### [EXERCISE BRIEF]
Lines that hold the word "name" should be located and copied.

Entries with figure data
[Begin]
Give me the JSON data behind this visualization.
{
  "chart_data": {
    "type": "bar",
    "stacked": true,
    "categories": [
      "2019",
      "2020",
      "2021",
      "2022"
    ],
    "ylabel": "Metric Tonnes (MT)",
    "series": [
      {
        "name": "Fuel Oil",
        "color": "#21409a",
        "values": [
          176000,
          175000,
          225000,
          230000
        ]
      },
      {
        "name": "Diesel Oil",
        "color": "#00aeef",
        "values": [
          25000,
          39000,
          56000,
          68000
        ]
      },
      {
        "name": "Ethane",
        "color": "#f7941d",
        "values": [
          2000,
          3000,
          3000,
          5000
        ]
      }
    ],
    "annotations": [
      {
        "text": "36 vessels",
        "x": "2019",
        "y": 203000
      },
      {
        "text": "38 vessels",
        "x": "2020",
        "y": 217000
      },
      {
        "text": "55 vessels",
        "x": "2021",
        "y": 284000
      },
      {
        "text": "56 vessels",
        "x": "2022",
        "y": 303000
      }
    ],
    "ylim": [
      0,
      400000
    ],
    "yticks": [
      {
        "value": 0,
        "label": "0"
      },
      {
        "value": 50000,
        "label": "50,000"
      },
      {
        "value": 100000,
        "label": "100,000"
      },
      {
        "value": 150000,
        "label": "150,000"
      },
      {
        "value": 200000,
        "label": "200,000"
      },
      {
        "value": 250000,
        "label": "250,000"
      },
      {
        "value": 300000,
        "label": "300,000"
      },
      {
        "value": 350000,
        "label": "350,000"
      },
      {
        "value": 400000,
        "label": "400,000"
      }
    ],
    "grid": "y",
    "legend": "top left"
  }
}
[End]
### [ANSWER TO THE PROBLEM]
        "name": "Fuel Oil",
        "name": "Diesel Oil",
        "name": "Ethane",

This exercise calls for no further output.